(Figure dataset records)
** begin **

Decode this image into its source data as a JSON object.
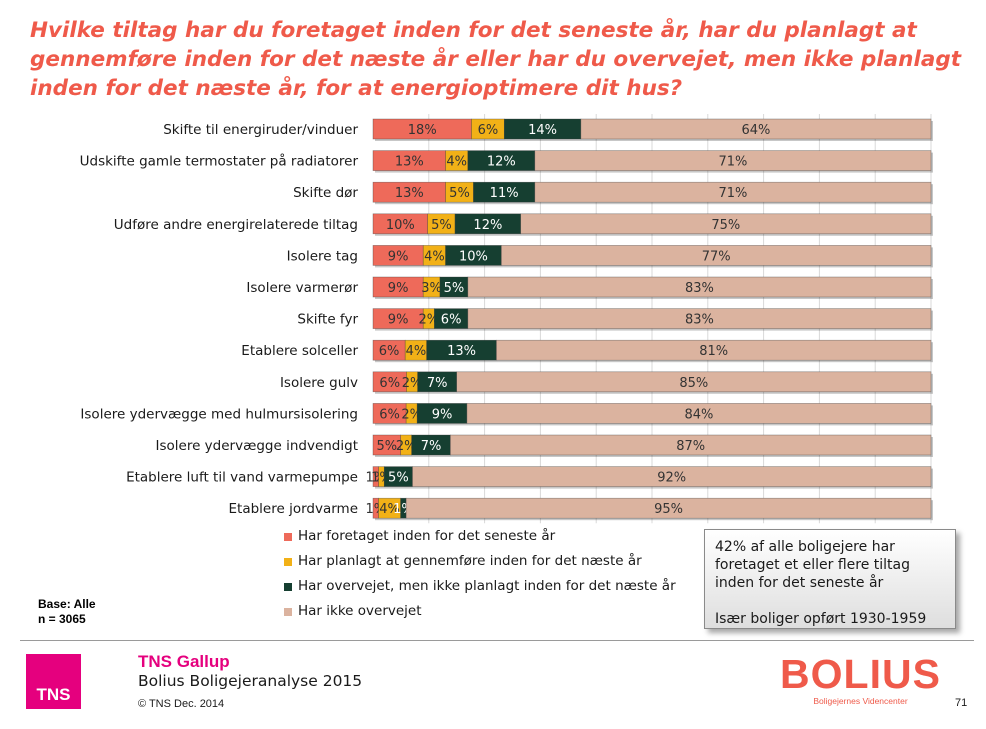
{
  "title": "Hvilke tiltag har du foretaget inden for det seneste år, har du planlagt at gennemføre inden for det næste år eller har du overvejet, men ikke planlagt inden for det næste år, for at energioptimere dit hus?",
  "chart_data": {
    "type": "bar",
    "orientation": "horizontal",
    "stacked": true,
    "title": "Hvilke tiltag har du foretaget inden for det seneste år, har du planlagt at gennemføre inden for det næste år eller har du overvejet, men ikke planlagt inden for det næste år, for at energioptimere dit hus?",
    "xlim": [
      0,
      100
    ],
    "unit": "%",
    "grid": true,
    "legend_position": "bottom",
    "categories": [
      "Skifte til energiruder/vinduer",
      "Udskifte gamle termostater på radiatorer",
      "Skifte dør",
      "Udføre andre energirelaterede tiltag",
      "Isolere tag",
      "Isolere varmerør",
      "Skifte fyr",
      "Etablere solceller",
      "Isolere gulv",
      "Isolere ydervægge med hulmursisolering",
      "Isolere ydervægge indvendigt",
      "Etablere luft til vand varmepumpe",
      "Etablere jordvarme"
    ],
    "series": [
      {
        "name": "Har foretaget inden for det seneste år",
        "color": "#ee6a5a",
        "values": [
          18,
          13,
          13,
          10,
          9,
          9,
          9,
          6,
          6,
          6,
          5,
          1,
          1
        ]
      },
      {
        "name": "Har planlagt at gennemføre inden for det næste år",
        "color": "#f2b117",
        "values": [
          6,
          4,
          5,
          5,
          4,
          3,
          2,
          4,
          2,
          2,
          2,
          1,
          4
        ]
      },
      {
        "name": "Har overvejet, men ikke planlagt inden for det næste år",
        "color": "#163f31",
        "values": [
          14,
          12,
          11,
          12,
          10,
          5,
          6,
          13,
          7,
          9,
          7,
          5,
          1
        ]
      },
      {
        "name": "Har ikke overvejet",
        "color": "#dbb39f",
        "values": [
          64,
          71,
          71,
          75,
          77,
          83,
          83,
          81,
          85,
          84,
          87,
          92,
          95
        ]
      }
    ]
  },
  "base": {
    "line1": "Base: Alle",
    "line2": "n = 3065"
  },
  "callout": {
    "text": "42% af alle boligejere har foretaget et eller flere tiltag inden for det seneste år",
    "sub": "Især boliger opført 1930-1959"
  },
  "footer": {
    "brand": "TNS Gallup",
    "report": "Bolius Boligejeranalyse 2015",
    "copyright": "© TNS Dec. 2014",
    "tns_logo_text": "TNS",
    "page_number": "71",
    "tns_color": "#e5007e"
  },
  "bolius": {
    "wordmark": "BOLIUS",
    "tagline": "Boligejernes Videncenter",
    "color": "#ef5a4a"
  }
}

** end **

What is required –
A faithful copy of the records above is needed, with the pictures left out.

Answer to the problem –
Decode this image into its source data as a JSON object.
{
  "title": "Hvilke tiltag har du foretaget inden for det seneste år, har du planlagt at gennemføre inden for det næste år eller har du overvejet, men ikke planlagt inden for det næste år, for at energioptimere dit hus?",
  "chart_data": {
    "type": "bar",
    "orientation": "horizontal",
    "stacked": true,
    "title": "Hvilke tiltag har du foretaget inden for det seneste år, har du planlagt at gennemføre inden for det næste år eller har du overvejet, men ikke planlagt inden for det næste år, for at energioptimere dit hus?",
    "xlim": [
      0,
      100
    ],
    "unit": "%",
    "grid": true,
    "legend_position": "bottom",
    "categories": [
      "Skifte til energiruder/vinduer",
      "Udskifte gamle termostater på radiatorer",
      "Skifte dør",
      "Udføre andre energirelaterede tiltag",
      "Isolere tag",
      "Isolere varmerør",
      "Skifte fyr",
      "Etablere solceller",
      "Isolere gulv",
      "Isolere ydervægge med hulmursisolering",
      "Isolere ydervægge indvendigt",
      "Etablere luft til vand varmepumpe",
      "Etablere jordvarme"
    ],
    "series": [
      {
        "name": "Har foretaget inden for det seneste år",
        "color": "#ee6a5a",
        "values": [
          18,
          13,
          13,
          10,
          9,
          9,
          9,
          6,
          6,
          6,
          5,
          1,
          1
        ]
      },
      {
        "name": "Har planlagt at gennemføre inden for det næste år",
        "color": "#f2b117",
        "values": [
          6,
          4,
          5,
          5,
          4,
          3,
          2,
          4,
          2,
          2,
          2,
          1,
          4
        ]
      },
      {
        "name": "Har overvejet, men ikke planlagt inden for det næste år",
        "color": "#163f31",
        "values": [
          14,
          12,
          11,
          12,
          10,
          5,
          6,
          13,
          7,
          9,
          7,
          5,
          1
        ]
      },
      {
        "name": "Har ikke overvejet",
        "color": "#dbb39f",
        "values": [
          64,
          71,
          71,
          75,
          77,
          83,
          83,
          81,
          85,
          84,
          87,
          92,
          95
        ]
      }
    ]
  },
  "base": {
    "line1": "Base: Alle",
    "line2": "n = 3065"
  },
  "callout": {
    "text": "42% af alle boligejere har foretaget et eller flere tiltag inden for det seneste år",
    "sub": "Især boliger opført 1930-1959"
  },
  "footer": {
    "brand": "TNS Gallup",
    "report": "Bolius Boligejeranalyse 2015",
    "copyright": "© TNS Dec. 2014",
    "tns_logo_text": "TNS",
    "page_number": "71",
    "tns_color": "#e5007e"
  },
  "bolius": {
    "wordmark": "BOLIUS",
    "tagline": "Boligejernes Videncenter",
    "color": "#ef5a4a"
  }
}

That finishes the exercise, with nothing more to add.